-- start RECORDS FOR THIS EXERCISE --

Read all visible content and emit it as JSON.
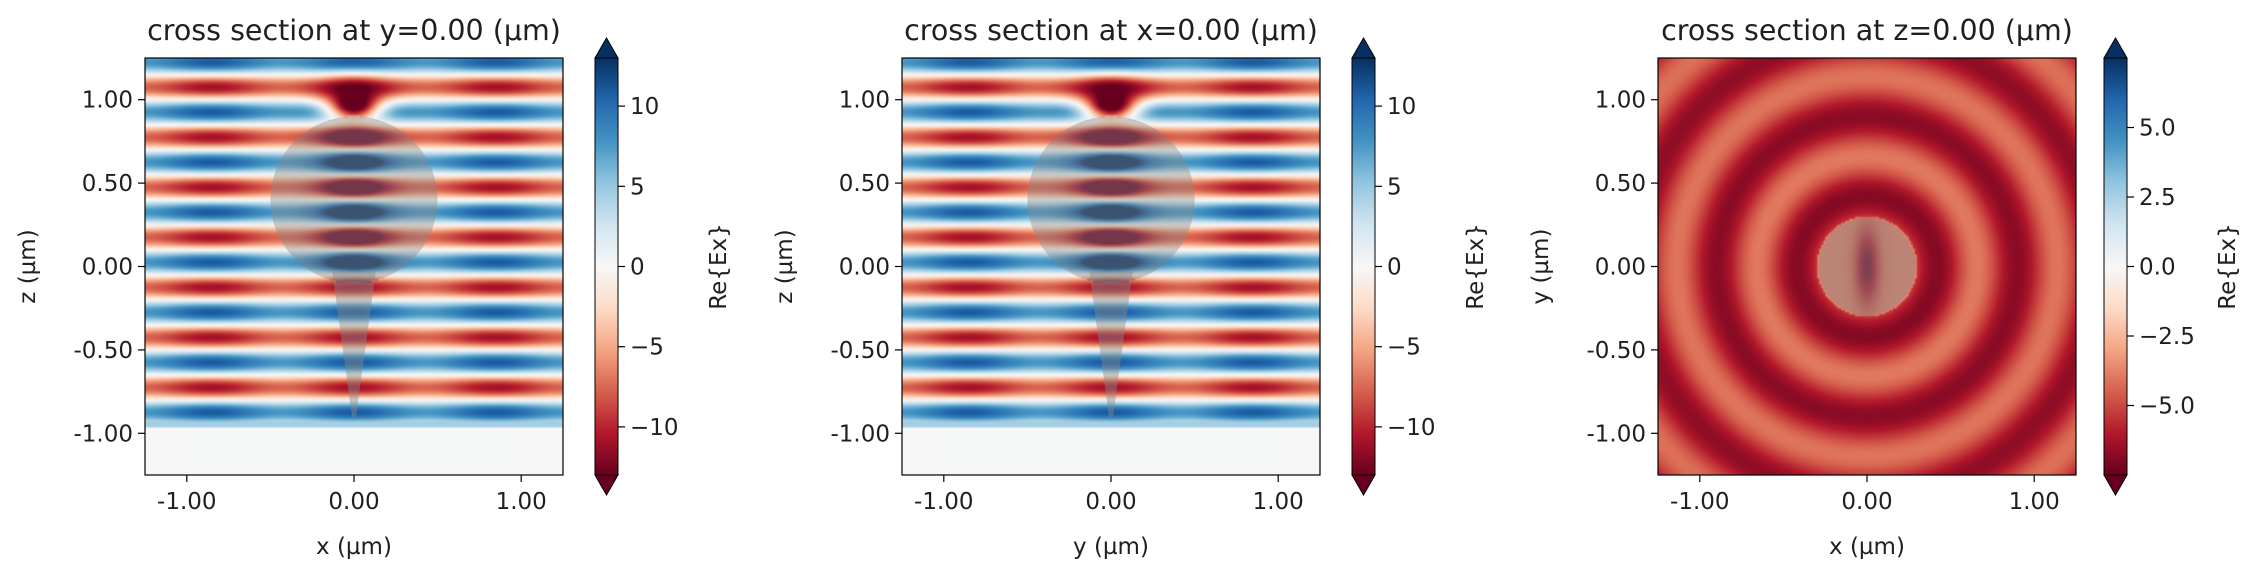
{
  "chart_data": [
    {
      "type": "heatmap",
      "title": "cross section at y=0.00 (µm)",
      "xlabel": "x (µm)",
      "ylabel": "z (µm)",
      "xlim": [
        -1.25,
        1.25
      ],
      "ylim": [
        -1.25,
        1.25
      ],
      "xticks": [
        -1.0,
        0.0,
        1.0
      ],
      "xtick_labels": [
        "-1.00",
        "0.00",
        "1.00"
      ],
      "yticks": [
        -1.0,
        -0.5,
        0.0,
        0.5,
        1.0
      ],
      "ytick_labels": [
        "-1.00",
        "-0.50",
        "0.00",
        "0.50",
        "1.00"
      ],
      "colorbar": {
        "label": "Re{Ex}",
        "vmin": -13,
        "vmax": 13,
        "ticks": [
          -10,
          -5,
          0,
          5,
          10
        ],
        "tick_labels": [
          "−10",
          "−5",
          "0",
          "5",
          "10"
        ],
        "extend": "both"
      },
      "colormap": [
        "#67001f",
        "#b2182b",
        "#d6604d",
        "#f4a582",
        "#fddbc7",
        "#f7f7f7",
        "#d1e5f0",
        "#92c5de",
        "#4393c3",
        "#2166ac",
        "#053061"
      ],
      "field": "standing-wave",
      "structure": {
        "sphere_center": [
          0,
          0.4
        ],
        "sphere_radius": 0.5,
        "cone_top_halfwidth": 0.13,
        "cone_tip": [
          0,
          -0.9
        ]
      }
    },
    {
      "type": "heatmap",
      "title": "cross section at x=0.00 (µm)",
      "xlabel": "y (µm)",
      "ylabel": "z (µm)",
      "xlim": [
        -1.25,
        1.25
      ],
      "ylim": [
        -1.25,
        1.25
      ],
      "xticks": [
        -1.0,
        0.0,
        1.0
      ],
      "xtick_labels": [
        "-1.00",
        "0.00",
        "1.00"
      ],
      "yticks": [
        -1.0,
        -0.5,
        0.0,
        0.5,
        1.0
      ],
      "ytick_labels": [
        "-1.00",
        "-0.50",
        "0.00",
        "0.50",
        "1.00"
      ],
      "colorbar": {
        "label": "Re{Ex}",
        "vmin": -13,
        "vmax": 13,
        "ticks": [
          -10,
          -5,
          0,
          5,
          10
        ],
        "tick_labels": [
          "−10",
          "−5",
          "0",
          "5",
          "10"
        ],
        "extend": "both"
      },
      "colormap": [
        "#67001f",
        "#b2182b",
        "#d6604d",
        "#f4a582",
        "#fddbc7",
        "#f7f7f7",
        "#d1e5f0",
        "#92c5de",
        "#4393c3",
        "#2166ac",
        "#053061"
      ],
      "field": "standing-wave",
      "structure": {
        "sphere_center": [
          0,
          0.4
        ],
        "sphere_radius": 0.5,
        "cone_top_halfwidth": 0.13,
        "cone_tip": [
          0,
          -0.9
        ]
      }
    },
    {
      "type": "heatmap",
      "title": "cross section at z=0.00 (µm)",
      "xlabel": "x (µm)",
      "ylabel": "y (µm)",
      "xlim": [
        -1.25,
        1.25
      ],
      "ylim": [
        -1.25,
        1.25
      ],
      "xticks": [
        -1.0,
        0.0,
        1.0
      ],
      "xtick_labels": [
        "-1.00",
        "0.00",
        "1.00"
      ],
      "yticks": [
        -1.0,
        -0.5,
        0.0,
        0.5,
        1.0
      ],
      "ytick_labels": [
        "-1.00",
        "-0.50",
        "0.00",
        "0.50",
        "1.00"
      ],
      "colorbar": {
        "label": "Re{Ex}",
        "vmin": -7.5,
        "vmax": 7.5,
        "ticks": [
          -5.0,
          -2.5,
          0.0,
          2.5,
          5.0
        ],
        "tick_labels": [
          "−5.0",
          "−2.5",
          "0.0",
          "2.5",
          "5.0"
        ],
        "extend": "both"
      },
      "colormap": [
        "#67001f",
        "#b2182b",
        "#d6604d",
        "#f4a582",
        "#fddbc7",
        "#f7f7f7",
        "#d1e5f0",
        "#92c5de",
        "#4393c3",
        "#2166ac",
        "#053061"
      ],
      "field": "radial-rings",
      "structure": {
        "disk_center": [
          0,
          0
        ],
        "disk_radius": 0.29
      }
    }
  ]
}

-- end RECORDS FOR THIS EXERCISE --

**TASK DIRECTIONS**. Repeat all of the entries word for word, but omit the pictures.

**OUTPUT BELOW**.
Read all visible content and emit it as JSON.
{
  "chart_data": [
    {
      "type": "heatmap",
      "title": "cross section at y=0.00 (µm)",
      "xlabel": "x (µm)",
      "ylabel": "z (µm)",
      "xlim": [
        -1.25,
        1.25
      ],
      "ylim": [
        -1.25,
        1.25
      ],
      "xticks": [
        -1.0,
        0.0,
        1.0
      ],
      "xtick_labels": [
        "-1.00",
        "0.00",
        "1.00"
      ],
      "yticks": [
        -1.0,
        -0.5,
        0.0,
        0.5,
        1.0
      ],
      "ytick_labels": [
        "-1.00",
        "-0.50",
        "0.00",
        "0.50",
        "1.00"
      ],
      "colorbar": {
        "label": "Re{Ex}",
        "vmin": -13,
        "vmax": 13,
        "ticks": [
          -10,
          -5,
          0,
          5,
          10
        ],
        "tick_labels": [
          "−10",
          "−5",
          "0",
          "5",
          "10"
        ],
        "extend": "both"
      },
      "colormap": [
        "#67001f",
        "#b2182b",
        "#d6604d",
        "#f4a582",
        "#fddbc7",
        "#f7f7f7",
        "#d1e5f0",
        "#92c5de",
        "#4393c3",
        "#2166ac",
        "#053061"
      ],
      "field": "standing-wave",
      "structure": {
        "sphere_center": [
          0,
          0.4
        ],
        "sphere_radius": 0.5,
        "cone_top_halfwidth": 0.13,
        "cone_tip": [
          0,
          -0.9
        ]
      }
    },
    {
      "type": "heatmap",
      "title": "cross section at x=0.00 (µm)",
      "xlabel": "y (µm)",
      "ylabel": "z (µm)",
      "xlim": [
        -1.25,
        1.25
      ],
      "ylim": [
        -1.25,
        1.25
      ],
      "xticks": [
        -1.0,
        0.0,
        1.0
      ],
      "xtick_labels": [
        "-1.00",
        "0.00",
        "1.00"
      ],
      "yticks": [
        -1.0,
        -0.5,
        0.0,
        0.5,
        1.0
      ],
      "ytick_labels": [
        "-1.00",
        "-0.50",
        "0.00",
        "0.50",
        "1.00"
      ],
      "colorbar": {
        "label": "Re{Ex}",
        "vmin": -13,
        "vmax": 13,
        "ticks": [
          -10,
          -5,
          0,
          5,
          10
        ],
        "tick_labels": [
          "−10",
          "−5",
          "0",
          "5",
          "10"
        ],
        "extend": "both"
      },
      "colormap": [
        "#67001f",
        "#b2182b",
        "#d6604d",
        "#f4a582",
        "#fddbc7",
        "#f7f7f7",
        "#d1e5f0",
        "#92c5de",
        "#4393c3",
        "#2166ac",
        "#053061"
      ],
      "field": "standing-wave",
      "structure": {
        "sphere_center": [
          0,
          0.4
        ],
        "sphere_radius": 0.5,
        "cone_top_halfwidth": 0.13,
        "cone_tip": [
          0,
          -0.9
        ]
      }
    },
    {
      "type": "heatmap",
      "title": "cross section at z=0.00 (µm)",
      "xlabel": "x (µm)",
      "ylabel": "y (µm)",
      "xlim": [
        -1.25,
        1.25
      ],
      "ylim": [
        -1.25,
        1.25
      ],
      "xticks": [
        -1.0,
        0.0,
        1.0
      ],
      "xtick_labels": [
        "-1.00",
        "0.00",
        "1.00"
      ],
      "yticks": [
        -1.0,
        -0.5,
        0.0,
        0.5,
        1.0
      ],
      "ytick_labels": [
        "-1.00",
        "-0.50",
        "0.00",
        "0.50",
        "1.00"
      ],
      "colorbar": {
        "label": "Re{Ex}",
        "vmin": -7.5,
        "vmax": 7.5,
        "ticks": [
          -5.0,
          -2.5,
          0.0,
          2.5,
          5.0
        ],
        "tick_labels": [
          "−5.0",
          "−2.5",
          "0.0",
          "2.5",
          "5.0"
        ],
        "extend": "both"
      },
      "colormap": [
        "#67001f",
        "#b2182b",
        "#d6604d",
        "#f4a582",
        "#fddbc7",
        "#f7f7f7",
        "#d1e5f0",
        "#92c5de",
        "#4393c3",
        "#2166ac",
        "#053061"
      ],
      "field": "radial-rings",
      "structure": {
        "disk_center": [
          0,
          0
        ],
        "disk_radius": 0.29
      }
    }
  ]
}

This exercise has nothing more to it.